### Goal:
All lines in which the word "more" occurs are to be extracted.

═════ Data provided ═════

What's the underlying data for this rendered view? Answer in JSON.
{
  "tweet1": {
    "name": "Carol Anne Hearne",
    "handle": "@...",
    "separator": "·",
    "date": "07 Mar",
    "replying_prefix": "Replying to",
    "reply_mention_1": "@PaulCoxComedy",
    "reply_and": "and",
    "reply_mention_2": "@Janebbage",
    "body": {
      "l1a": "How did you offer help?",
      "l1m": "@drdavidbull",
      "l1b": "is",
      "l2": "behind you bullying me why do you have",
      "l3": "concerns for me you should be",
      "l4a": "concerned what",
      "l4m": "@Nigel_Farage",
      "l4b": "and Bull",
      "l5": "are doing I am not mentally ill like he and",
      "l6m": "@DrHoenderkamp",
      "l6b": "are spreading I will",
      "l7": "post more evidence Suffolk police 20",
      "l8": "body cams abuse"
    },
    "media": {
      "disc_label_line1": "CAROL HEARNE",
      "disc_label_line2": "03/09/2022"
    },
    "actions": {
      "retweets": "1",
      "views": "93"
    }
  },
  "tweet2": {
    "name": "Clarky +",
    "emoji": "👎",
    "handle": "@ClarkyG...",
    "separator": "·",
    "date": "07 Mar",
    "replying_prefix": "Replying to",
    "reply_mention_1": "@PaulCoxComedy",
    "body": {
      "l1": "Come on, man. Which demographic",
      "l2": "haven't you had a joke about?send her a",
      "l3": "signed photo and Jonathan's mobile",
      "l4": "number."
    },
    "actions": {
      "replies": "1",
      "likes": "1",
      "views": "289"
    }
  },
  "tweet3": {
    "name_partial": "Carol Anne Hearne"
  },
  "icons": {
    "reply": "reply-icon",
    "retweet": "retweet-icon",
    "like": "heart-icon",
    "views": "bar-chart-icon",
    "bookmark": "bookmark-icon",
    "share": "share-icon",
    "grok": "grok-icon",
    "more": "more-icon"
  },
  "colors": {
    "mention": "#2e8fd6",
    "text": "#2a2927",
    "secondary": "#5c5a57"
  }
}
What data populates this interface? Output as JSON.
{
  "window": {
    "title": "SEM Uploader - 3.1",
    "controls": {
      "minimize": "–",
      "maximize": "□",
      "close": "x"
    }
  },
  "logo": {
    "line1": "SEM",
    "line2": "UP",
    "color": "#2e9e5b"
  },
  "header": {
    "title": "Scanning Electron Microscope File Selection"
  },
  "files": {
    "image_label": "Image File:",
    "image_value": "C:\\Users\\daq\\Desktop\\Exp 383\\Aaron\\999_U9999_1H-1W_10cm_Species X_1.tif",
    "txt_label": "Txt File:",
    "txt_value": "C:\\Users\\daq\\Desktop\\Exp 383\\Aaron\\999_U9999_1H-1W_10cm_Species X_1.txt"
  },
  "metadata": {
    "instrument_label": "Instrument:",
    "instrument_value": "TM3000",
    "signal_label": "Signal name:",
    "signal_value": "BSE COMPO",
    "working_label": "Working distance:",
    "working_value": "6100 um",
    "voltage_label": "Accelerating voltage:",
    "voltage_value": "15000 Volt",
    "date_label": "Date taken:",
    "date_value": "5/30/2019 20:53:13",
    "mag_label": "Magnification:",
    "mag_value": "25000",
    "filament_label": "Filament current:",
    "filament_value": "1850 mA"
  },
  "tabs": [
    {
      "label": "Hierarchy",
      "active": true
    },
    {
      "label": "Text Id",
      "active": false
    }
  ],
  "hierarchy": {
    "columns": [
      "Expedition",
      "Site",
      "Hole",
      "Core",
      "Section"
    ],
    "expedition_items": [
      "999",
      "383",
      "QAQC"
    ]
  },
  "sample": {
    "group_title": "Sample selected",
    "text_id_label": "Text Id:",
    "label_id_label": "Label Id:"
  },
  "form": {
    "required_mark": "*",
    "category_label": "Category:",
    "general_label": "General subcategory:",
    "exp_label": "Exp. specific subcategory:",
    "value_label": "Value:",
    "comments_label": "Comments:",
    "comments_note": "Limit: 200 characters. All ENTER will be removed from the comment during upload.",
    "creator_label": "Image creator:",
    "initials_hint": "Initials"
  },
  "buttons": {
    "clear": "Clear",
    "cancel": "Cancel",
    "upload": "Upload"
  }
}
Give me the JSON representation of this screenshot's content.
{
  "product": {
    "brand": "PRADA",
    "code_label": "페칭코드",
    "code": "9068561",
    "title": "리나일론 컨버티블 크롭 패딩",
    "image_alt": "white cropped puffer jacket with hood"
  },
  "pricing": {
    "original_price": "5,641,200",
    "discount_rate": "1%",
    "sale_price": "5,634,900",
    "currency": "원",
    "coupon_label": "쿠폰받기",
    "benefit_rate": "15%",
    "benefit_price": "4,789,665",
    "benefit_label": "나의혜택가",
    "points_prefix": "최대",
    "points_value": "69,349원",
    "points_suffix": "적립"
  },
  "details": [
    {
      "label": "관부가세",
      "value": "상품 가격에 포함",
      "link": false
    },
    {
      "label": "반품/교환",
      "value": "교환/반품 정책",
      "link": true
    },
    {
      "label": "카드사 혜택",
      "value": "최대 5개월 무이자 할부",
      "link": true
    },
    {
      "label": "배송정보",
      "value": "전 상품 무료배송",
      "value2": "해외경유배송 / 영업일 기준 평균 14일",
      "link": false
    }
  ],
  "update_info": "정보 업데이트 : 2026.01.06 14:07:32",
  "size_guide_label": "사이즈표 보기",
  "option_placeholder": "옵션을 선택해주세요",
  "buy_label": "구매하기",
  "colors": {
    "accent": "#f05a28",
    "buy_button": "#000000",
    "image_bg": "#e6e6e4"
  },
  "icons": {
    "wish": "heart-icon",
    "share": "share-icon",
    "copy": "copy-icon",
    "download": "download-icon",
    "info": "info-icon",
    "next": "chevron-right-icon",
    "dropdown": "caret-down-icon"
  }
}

═════

### Solution:
      "l7": "post more evidence Suffolk police 20",
    "more": "more-icon"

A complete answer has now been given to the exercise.